(Records contained in a dataset)
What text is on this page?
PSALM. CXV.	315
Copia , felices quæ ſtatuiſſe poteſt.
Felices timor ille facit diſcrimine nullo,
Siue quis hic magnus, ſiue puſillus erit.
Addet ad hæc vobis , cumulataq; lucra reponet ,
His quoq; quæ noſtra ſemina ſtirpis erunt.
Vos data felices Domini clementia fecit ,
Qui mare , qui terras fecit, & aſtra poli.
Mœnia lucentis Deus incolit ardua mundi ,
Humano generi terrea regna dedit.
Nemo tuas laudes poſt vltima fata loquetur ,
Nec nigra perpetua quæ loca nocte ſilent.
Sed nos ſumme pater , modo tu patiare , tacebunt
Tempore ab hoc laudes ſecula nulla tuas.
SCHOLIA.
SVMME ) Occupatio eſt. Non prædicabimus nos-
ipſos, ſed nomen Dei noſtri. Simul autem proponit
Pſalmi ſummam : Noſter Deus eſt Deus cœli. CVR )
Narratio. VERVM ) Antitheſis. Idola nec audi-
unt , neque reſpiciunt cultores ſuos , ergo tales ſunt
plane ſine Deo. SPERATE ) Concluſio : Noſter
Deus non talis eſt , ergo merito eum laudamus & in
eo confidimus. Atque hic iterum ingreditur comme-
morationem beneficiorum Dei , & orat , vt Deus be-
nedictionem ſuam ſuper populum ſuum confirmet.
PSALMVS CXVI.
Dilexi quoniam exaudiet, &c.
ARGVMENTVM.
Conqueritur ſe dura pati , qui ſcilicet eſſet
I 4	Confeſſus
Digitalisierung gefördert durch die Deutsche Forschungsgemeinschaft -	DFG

...

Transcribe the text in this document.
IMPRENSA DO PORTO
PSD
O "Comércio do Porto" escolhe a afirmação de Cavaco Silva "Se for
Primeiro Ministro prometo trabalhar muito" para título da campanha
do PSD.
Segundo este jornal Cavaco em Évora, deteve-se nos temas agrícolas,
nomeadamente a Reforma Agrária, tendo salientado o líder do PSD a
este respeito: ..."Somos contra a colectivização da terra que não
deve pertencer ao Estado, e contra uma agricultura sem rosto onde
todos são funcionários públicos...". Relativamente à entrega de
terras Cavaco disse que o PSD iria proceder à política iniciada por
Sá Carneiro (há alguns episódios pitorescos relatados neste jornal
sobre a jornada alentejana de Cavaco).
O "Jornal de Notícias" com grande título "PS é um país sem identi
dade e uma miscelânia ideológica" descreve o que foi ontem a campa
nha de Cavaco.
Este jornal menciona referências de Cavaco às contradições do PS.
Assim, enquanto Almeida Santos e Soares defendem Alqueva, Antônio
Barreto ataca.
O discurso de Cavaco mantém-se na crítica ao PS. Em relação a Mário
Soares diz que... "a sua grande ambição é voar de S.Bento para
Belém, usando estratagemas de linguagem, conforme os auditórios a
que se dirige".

• [OBJECTIVE] State how many lines of the records above contain the word "fecit", giving only that number.

• [THE RESPONSE] 2